(Your objective): Find the lines that contain the word "вектора" and copy each one.

[Data records]
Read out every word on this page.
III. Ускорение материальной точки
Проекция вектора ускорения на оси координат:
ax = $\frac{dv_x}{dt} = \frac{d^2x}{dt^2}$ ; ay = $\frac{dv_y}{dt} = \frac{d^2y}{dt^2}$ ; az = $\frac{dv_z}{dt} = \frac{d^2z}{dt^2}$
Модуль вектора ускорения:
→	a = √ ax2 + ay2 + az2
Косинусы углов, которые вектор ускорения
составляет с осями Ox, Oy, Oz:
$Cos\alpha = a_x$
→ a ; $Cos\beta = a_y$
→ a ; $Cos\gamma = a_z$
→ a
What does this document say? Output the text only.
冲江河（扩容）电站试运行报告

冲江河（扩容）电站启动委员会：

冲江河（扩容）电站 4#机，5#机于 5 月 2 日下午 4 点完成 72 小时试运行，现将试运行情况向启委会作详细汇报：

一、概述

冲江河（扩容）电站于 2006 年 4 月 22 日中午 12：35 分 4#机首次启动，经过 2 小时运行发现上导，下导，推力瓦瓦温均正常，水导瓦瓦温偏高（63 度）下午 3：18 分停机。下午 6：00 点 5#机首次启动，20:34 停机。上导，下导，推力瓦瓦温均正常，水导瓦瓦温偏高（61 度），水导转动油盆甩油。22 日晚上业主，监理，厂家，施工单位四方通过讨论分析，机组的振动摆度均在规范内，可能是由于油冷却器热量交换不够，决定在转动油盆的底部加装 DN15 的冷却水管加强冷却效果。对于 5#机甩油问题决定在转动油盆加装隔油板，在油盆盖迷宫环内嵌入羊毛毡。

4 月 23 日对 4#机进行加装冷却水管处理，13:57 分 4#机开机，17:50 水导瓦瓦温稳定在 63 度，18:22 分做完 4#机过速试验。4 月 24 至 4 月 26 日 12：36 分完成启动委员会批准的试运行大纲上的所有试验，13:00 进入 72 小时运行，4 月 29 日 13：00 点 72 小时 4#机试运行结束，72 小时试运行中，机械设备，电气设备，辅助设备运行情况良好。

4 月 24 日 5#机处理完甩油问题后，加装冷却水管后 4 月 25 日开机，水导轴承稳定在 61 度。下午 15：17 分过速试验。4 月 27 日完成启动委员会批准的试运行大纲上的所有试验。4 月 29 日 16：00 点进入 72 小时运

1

(Solution):
Проекция вектора ускорения на оси координат:
Модуль вектора ускорения:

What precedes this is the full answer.